■ **Problem statement**:
Can you transcribe every line exactly and leave the pictures behind?

Items from a dataset
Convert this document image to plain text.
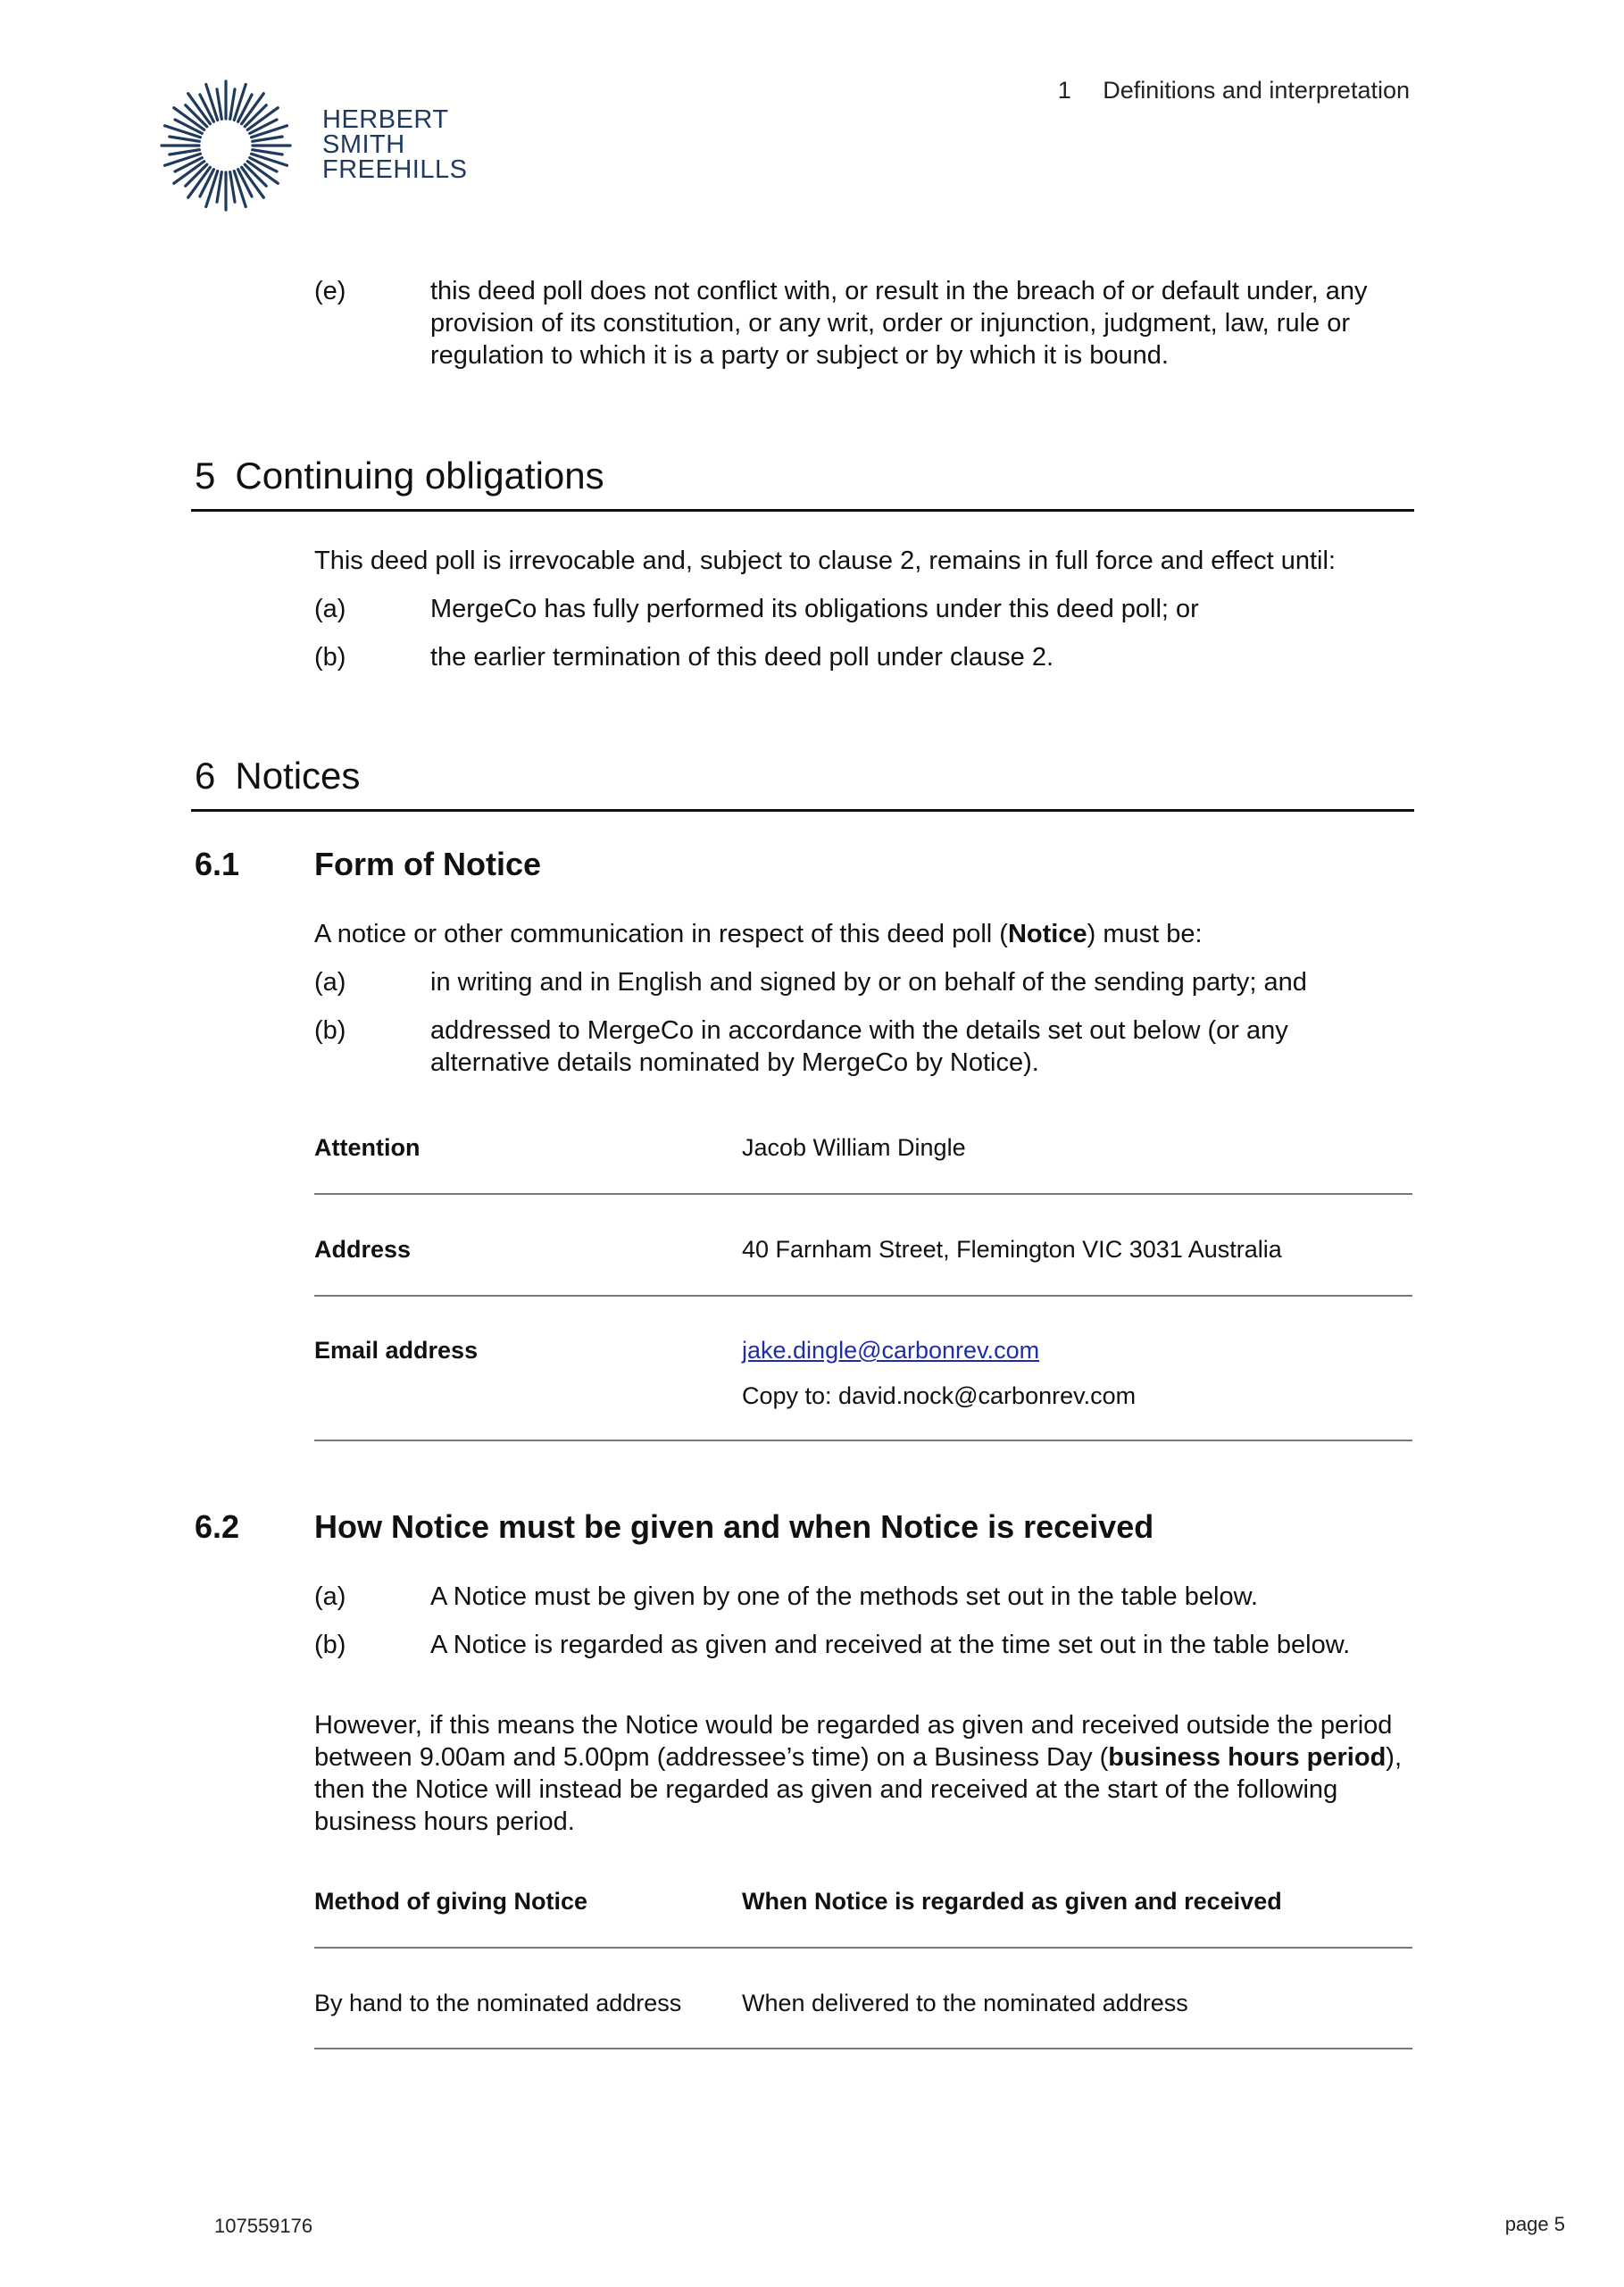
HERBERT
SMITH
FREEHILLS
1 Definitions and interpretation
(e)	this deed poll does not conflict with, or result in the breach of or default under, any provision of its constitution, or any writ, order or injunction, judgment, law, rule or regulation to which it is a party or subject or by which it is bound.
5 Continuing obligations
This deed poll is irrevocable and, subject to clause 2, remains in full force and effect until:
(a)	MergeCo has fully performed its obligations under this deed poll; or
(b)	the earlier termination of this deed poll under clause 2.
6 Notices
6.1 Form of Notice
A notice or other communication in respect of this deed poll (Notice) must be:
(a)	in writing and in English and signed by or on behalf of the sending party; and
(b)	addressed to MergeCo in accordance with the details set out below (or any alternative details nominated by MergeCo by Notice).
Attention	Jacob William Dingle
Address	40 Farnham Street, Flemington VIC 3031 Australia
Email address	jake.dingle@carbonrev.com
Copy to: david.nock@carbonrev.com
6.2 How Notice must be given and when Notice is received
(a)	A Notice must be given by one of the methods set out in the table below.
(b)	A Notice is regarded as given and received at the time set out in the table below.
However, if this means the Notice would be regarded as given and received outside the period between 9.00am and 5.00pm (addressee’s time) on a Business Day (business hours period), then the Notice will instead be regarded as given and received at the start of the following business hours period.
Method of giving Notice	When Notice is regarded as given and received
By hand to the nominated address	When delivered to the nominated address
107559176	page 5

■ **Worked solution**:
Convert this document image to plain text.
HERBERT
SMITH
FREEHILLS
1 Definitions and interpretation
(e)	this deed poll does not conflict with, or result in the breach of or default under, any provision of its constitution, or any writ, order or injunction, judgment, law, rule or regulation to which it is a party or subject or by which it is bound.
5 Continuing obligations
This deed poll is irrevocable and, subject to clause 2, remains in full force and effect until:
(a)	MergeCo has fully performed its obligations under this deed poll; or
(b)	the earlier termination of this deed poll under clause 2.
6 Notices
6.1 Form of Notice
A notice or other communication in respect of this deed poll (Notice) must be:
(a)	in writing and in English and signed by or on behalf of the sending party; and
(b)	addressed to MergeCo in accordance with the details set out below (or any alternative details nominated by MergeCo by Notice).
Attention	Jacob William Dingle
Address	40 Farnham Street, Flemington VIC 3031 Australia
Email address	jake.dingle@carbonrev.com
Copy to: david.nock@carbonrev.com
6.2 How Notice must be given and when Notice is received
(a)	A Notice must be given by one of the methods set out in the table below.
(b)	A Notice is regarded as given and received at the time set out in the table below.
However, if this means the Notice would be regarded as given and received outside the period between 9.00am and 5.00pm (addressee’s time) on a Business Day (business hours period), then the Notice will instead be regarded as given and received at the start of the following business hours period.
Method of giving Notice	When Notice is regarded as given and received
By hand to the nominated address	When delivered to the nominated address
107559176	page 5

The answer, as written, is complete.